Task objective – Records follow. Copy every line with "this".

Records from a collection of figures
- - -

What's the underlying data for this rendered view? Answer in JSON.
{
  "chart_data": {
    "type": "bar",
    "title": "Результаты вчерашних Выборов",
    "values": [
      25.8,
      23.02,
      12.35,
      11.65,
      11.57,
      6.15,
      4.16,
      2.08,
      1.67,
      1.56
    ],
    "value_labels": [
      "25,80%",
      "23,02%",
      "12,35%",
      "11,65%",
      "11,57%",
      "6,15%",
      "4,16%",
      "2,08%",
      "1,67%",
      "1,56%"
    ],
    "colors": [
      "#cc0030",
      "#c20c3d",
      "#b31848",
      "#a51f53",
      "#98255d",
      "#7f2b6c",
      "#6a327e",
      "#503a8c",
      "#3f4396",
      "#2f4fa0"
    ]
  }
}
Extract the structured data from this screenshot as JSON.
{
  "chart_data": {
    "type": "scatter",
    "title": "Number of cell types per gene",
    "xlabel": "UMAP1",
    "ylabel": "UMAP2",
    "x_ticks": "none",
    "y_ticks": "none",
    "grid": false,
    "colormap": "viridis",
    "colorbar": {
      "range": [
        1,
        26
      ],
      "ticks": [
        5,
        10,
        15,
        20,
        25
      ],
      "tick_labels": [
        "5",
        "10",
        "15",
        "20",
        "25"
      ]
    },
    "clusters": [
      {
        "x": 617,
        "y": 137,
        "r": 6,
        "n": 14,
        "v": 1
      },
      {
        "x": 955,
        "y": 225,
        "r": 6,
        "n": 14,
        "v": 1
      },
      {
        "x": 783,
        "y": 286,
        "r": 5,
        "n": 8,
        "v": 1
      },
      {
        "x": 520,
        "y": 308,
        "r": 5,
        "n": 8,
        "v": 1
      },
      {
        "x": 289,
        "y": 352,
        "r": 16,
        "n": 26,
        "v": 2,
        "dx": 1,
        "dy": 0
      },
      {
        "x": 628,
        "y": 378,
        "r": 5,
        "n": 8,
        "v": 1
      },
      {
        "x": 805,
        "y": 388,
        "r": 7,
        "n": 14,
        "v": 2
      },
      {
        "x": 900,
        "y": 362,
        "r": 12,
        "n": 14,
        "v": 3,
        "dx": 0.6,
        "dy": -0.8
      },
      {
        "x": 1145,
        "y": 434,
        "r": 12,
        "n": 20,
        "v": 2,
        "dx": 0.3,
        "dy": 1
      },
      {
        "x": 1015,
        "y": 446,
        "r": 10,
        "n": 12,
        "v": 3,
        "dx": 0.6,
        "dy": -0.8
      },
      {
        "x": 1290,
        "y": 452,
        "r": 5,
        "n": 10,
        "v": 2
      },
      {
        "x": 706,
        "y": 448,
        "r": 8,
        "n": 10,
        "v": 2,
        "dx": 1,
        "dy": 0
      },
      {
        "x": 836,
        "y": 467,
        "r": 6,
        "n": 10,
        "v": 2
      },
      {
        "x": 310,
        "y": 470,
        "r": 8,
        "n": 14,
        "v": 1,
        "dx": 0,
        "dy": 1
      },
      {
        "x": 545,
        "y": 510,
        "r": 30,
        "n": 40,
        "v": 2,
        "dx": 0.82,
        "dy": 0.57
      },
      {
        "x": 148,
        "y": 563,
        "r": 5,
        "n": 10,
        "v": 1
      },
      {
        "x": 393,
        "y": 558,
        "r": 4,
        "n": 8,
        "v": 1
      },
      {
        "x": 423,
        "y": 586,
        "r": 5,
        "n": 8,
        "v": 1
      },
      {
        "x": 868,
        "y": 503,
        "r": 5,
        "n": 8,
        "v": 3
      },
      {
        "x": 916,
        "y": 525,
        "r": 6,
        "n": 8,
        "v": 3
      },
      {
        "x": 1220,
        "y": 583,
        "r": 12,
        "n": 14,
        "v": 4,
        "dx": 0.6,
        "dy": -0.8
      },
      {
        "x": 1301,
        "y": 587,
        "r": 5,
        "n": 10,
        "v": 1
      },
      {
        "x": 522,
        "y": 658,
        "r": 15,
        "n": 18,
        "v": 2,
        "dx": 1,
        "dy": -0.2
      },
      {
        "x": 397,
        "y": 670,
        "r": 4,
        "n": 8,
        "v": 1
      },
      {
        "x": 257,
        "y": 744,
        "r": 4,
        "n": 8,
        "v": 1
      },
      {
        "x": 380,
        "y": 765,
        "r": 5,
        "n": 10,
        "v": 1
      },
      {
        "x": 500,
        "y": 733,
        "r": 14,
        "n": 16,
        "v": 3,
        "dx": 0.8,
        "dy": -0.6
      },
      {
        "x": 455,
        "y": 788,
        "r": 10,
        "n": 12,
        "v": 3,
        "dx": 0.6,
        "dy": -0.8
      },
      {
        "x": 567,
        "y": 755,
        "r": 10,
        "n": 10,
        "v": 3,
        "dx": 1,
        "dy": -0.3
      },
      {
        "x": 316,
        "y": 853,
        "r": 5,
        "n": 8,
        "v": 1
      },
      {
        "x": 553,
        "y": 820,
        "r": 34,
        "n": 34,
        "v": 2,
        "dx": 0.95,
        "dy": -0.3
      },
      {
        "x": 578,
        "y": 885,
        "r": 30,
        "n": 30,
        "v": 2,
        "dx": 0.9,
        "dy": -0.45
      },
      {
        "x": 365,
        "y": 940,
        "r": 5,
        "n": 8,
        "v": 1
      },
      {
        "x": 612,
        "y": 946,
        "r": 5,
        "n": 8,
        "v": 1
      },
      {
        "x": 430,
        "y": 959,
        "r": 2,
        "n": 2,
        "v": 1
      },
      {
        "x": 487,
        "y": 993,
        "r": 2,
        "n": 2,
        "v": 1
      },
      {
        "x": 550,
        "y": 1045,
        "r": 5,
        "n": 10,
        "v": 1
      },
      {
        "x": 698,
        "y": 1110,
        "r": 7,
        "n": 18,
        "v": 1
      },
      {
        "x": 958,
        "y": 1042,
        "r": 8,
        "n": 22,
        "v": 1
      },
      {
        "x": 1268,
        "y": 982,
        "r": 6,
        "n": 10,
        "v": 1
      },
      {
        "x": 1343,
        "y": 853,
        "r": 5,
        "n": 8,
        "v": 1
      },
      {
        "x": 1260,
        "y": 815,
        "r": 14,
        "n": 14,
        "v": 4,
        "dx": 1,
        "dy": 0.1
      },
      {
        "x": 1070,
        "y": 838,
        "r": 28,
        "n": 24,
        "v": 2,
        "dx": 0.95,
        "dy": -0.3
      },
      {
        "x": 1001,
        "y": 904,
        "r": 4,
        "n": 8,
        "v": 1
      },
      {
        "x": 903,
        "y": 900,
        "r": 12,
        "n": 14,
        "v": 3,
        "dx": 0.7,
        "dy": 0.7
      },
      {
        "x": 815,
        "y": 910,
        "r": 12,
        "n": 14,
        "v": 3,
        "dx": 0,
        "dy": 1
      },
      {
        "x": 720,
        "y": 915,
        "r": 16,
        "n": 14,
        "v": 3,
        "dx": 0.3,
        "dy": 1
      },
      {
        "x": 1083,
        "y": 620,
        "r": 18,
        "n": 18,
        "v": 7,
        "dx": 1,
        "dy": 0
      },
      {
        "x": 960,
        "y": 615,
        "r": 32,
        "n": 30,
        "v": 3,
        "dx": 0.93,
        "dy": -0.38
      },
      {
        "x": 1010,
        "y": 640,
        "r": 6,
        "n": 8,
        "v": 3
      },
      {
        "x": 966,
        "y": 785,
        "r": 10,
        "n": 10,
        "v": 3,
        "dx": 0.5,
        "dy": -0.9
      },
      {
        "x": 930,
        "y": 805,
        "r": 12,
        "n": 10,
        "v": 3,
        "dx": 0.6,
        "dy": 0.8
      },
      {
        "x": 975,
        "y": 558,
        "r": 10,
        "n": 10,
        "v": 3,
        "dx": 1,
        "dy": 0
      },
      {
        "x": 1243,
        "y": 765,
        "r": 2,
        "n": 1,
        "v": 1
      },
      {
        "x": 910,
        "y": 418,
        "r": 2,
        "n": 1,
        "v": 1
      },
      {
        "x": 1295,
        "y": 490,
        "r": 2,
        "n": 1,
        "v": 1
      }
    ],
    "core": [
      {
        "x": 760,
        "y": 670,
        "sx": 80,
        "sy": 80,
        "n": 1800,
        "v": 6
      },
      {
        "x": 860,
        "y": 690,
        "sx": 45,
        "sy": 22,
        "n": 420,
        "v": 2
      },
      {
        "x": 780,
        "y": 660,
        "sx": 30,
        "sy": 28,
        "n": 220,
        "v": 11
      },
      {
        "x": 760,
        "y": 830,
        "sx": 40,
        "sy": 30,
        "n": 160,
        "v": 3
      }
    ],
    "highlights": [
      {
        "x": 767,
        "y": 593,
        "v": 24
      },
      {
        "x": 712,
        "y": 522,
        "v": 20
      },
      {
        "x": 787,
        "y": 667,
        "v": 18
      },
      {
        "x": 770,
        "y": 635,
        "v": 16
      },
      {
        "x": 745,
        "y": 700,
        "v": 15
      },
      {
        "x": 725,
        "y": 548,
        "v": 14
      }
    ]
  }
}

- - -

Written answer –
What's the underlying data for this rendered view? Answer in JSON.
Extract the structured data from this screenshot as JSON.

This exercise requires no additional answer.